— YOUR TASK —
Write out the line with "Read out every word on this page." and every later line through the end of the data below, exactly as given, with no pictures in the copy.

— DATA FOR THIS TASK —
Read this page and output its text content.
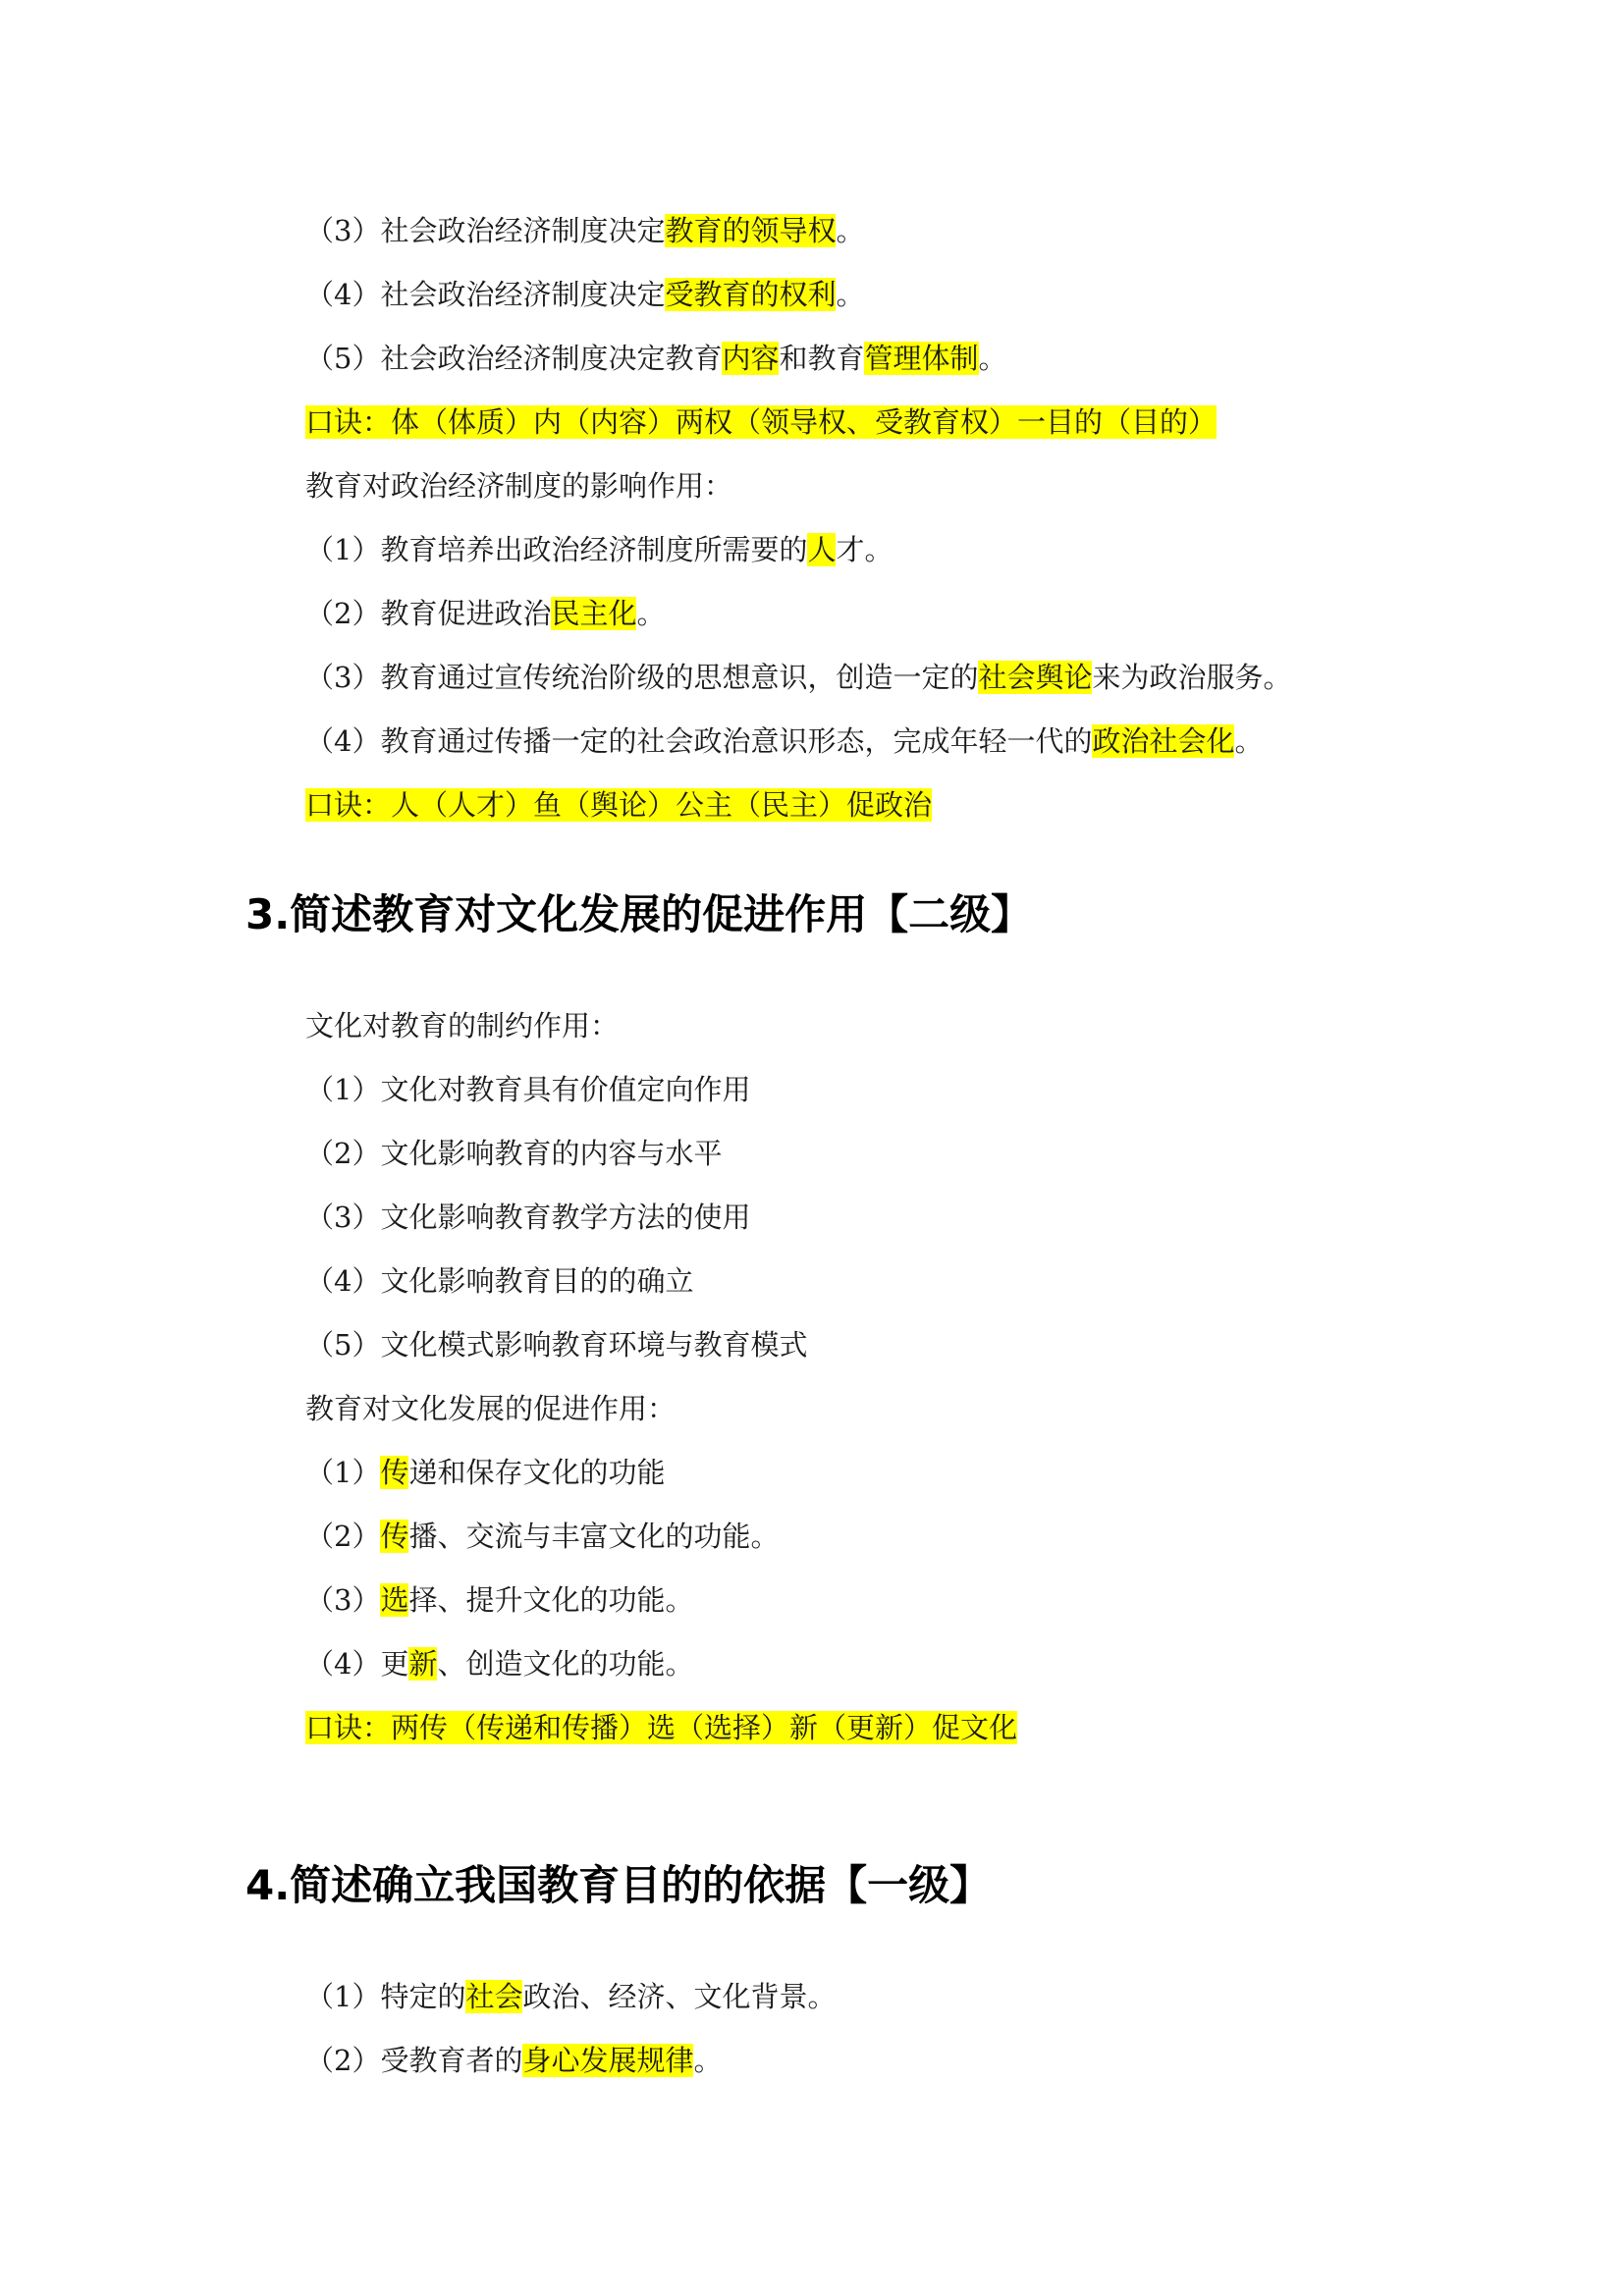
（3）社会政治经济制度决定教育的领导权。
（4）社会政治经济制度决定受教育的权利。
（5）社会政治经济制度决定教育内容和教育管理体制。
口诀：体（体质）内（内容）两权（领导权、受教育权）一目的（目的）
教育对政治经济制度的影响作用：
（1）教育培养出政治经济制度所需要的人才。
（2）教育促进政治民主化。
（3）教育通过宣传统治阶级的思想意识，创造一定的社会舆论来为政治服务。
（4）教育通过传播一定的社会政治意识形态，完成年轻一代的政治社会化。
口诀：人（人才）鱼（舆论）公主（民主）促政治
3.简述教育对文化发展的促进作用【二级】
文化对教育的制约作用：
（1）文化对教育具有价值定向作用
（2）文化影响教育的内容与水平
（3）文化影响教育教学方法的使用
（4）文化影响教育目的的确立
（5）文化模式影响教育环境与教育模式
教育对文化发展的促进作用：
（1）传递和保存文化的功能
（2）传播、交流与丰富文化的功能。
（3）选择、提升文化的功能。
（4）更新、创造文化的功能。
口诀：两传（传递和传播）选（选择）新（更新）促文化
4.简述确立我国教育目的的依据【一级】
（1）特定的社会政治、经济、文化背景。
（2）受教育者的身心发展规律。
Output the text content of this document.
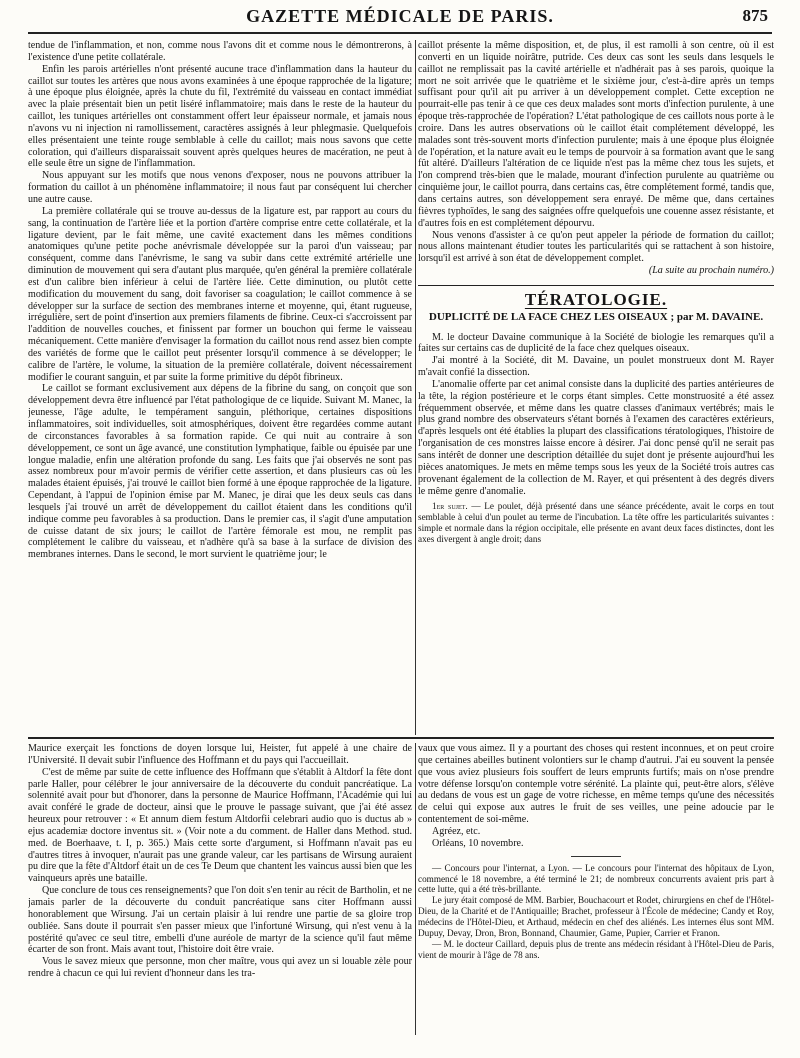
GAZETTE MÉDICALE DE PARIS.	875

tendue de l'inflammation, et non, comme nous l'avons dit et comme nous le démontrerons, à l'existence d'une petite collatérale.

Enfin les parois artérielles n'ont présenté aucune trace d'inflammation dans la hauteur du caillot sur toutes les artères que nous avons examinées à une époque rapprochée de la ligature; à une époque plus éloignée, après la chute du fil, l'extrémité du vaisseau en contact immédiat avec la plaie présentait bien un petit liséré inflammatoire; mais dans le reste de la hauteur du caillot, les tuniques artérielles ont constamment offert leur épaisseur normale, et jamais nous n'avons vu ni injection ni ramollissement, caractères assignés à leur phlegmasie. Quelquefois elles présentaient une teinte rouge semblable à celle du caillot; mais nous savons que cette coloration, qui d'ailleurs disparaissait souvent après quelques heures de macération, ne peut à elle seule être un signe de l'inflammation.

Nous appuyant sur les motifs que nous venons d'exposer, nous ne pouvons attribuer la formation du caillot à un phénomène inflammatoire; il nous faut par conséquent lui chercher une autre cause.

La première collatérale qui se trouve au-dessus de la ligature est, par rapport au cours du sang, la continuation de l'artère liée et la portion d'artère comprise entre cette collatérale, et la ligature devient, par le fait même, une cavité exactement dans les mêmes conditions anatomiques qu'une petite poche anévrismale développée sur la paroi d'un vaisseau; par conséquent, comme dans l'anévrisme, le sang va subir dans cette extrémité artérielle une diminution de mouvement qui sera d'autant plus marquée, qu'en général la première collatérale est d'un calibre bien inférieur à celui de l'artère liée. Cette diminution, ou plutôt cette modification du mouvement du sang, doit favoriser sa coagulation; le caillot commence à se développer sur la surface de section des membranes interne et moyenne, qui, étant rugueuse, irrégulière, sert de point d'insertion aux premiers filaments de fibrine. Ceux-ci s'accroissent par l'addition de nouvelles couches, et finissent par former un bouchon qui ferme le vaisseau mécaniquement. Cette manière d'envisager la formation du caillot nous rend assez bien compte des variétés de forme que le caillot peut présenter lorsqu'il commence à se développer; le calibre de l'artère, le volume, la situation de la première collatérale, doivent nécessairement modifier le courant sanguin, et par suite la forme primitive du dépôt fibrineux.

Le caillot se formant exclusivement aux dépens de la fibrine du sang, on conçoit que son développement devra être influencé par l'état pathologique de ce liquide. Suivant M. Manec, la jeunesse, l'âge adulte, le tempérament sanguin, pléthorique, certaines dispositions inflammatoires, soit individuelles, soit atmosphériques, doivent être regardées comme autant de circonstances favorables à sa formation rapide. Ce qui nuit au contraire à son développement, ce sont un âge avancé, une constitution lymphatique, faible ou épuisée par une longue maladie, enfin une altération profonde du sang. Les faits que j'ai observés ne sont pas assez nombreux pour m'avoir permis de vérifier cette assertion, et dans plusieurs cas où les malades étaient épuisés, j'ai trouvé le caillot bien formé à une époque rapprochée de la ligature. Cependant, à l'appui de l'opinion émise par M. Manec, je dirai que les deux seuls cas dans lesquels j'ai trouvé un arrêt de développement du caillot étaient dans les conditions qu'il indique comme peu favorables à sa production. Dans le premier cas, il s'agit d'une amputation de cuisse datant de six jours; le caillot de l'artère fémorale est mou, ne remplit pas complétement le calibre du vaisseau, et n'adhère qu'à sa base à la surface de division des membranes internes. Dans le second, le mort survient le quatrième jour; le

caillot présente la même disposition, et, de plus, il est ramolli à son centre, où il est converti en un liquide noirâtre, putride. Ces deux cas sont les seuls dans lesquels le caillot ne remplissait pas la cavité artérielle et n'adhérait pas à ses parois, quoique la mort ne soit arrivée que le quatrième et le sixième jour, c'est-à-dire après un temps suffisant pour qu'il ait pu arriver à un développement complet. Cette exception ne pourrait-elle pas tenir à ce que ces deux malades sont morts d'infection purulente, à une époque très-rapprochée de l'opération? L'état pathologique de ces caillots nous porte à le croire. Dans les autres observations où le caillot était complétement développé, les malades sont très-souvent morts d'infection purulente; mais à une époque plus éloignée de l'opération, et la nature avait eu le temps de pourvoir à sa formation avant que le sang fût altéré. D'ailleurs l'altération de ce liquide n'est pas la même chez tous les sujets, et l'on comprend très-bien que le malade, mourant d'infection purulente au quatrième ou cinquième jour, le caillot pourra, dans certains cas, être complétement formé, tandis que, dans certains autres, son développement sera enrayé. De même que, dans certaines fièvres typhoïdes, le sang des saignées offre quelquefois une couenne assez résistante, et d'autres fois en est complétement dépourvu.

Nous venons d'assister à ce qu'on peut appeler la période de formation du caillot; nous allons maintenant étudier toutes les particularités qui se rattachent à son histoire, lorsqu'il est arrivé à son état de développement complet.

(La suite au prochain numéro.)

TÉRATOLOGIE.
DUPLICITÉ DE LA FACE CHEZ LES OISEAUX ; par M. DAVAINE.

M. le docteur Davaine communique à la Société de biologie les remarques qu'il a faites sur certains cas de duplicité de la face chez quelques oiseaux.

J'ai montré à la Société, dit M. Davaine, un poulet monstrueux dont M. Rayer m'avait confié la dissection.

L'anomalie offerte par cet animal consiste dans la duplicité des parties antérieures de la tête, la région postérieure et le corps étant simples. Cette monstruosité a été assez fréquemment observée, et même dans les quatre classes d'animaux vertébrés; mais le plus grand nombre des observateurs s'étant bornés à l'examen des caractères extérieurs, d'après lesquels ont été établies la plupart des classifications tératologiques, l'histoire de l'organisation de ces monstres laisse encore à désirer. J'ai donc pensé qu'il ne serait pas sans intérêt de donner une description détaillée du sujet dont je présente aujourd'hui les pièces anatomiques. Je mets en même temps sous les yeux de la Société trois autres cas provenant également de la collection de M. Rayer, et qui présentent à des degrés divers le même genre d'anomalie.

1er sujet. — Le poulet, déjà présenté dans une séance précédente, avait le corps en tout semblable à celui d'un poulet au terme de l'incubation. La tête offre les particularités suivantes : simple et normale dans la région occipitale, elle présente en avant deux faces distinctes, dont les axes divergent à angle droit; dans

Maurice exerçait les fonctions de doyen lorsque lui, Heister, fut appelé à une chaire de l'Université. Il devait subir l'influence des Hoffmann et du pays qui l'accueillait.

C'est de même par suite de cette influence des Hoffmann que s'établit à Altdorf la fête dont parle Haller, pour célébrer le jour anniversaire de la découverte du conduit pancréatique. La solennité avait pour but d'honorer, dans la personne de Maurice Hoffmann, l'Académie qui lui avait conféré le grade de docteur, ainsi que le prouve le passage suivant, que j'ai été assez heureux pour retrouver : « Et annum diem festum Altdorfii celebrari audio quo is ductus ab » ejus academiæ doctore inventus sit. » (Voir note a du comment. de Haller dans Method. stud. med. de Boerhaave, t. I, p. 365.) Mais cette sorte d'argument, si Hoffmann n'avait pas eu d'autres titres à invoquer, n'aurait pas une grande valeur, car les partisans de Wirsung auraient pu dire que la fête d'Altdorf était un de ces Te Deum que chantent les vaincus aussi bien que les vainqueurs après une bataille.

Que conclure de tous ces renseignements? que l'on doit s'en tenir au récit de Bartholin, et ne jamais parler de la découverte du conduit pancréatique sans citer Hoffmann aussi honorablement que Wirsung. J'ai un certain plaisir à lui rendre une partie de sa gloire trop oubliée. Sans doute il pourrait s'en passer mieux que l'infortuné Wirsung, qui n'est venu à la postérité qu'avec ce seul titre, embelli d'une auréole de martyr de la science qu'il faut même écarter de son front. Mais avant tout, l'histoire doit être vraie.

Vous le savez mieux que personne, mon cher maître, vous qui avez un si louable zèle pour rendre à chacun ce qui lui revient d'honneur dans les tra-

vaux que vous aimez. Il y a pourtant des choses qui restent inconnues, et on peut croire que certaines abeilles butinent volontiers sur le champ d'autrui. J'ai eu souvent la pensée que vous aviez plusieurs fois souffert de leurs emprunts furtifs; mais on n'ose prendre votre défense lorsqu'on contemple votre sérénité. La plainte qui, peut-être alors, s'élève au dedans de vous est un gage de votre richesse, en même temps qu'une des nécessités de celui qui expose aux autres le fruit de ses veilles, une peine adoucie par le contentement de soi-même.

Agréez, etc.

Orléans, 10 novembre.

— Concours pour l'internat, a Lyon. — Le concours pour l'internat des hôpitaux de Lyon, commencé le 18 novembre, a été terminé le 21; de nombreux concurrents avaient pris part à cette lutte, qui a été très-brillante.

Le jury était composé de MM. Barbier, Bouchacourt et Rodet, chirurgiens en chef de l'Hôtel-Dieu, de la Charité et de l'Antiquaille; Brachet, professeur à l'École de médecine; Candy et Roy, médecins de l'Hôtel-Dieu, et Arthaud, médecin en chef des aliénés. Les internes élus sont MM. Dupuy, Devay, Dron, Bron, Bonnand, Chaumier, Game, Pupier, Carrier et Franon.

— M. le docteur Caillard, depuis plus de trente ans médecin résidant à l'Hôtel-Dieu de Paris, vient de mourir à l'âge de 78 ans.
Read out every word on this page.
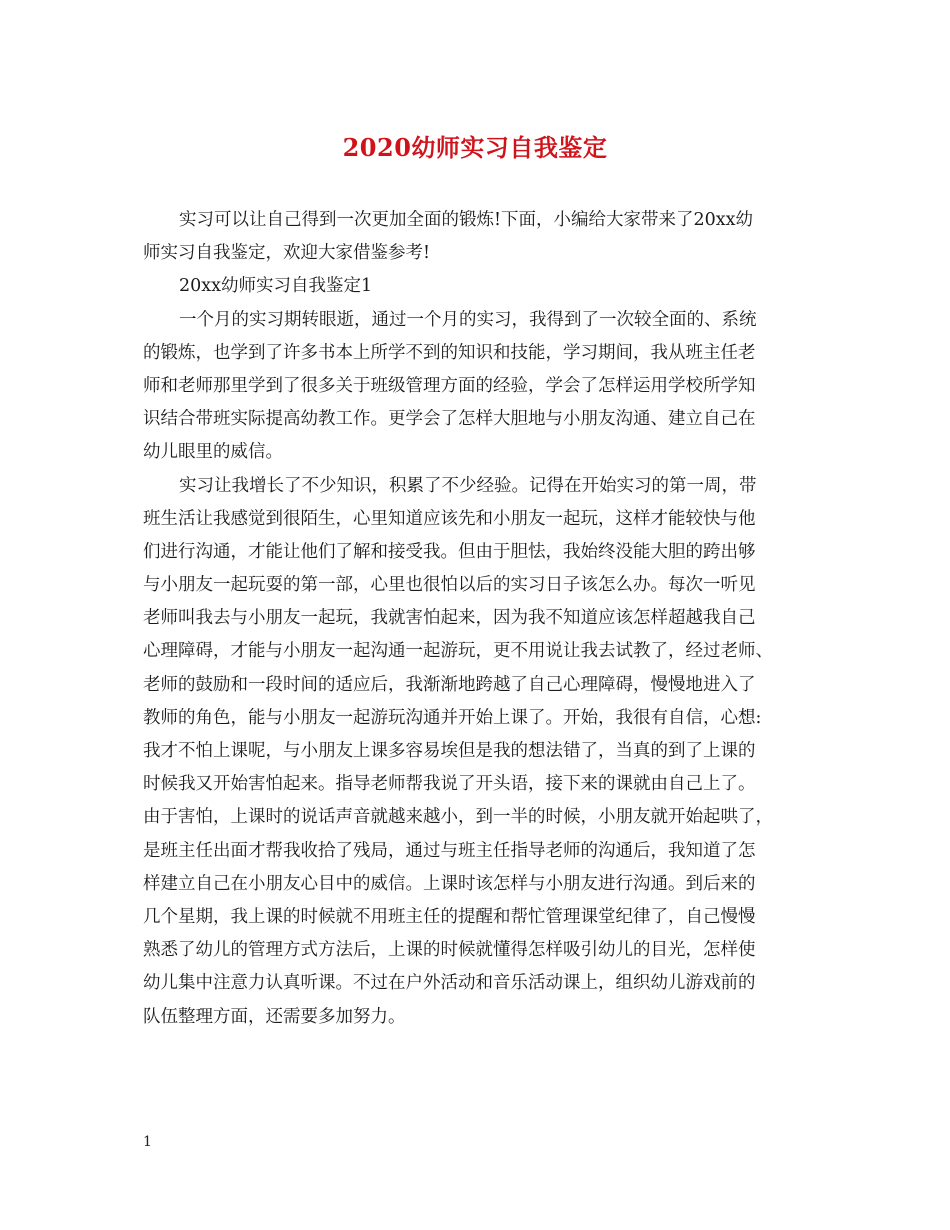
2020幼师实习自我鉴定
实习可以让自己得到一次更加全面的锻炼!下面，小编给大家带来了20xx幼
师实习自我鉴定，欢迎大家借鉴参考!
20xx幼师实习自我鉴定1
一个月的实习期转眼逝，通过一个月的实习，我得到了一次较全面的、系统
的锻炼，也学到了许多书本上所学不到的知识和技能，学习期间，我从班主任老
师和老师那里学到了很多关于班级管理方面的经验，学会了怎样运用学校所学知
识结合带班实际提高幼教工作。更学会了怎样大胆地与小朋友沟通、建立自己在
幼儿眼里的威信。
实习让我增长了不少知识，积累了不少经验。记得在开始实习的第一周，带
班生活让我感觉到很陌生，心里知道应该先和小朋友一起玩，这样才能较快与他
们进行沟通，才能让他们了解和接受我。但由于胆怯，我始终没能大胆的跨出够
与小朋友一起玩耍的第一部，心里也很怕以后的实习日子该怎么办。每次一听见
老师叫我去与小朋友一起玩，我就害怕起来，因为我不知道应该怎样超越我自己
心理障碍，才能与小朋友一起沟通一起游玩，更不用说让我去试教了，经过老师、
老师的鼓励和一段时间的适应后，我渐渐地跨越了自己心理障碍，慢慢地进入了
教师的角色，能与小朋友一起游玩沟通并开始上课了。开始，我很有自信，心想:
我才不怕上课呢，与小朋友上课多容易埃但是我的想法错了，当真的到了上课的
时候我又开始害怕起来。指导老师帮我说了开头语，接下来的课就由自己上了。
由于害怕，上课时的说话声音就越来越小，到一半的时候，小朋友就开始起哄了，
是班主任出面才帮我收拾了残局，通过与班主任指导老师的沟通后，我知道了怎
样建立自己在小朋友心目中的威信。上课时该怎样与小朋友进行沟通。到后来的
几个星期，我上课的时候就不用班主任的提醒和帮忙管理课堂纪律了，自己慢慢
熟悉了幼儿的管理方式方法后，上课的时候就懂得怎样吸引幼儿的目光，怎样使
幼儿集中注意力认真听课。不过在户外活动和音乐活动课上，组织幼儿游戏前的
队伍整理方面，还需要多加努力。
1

— RESULT OF THIS EXERCISE —
Read out every word on this page.
2020幼师实习自我鉴定
实习可以让自己得到一次更加全面的锻炼!下面，小编给大家带来了20xx幼
师实习自我鉴定，欢迎大家借鉴参考!
20xx幼师实习自我鉴定1
一个月的实习期转眼逝，通过一个月的实习，我得到了一次较全面的、系统
的锻炼，也学到了许多书本上所学不到的知识和技能，学习期间，我从班主任老
师和老师那里学到了很多关于班级管理方面的经验，学会了怎样运用学校所学知
识结合带班实际提高幼教工作。更学会了怎样大胆地与小朋友沟通、建立自己在
幼儿眼里的威信。
实习让我增长了不少知识，积累了不少经验。记得在开始实习的第一周，带
班生活让我感觉到很陌生，心里知道应该先和小朋友一起玩，这样才能较快与他
们进行沟通，才能让他们了解和接受我。但由于胆怯，我始终没能大胆的跨出够
与小朋友一起玩耍的第一部，心里也很怕以后的实习日子该怎么办。每次一听见
老师叫我去与小朋友一起玩，我就害怕起来，因为我不知道应该怎样超越我自己
心理障碍，才能与小朋友一起沟通一起游玩，更不用说让我去试教了，经过老师、
老师的鼓励和一段时间的适应后，我渐渐地跨越了自己心理障碍，慢慢地进入了
教师的角色，能与小朋友一起游玩沟通并开始上课了。开始，我很有自信，心想:
我才不怕上课呢，与小朋友上课多容易埃但是我的想法错了，当真的到了上课的
时候我又开始害怕起来。指导老师帮我说了开头语，接下来的课就由自己上了。
由于害怕，上课时的说话声音就越来越小，到一半的时候，小朋友就开始起哄了，
是班主任出面才帮我收拾了残局，通过与班主任指导老师的沟通后，我知道了怎
样建立自己在小朋友心目中的威信。上课时该怎样与小朋友进行沟通。到后来的
几个星期，我上课的时候就不用班主任的提醒和帮忙管理课堂纪律了，自己慢慢
熟悉了幼儿的管理方式方法后，上课的时候就懂得怎样吸引幼儿的目光，怎样使
幼儿集中注意力认真听课。不过在户外活动和音乐活动课上，组织幼儿游戏前的
队伍整理方面，还需要多加努力。
1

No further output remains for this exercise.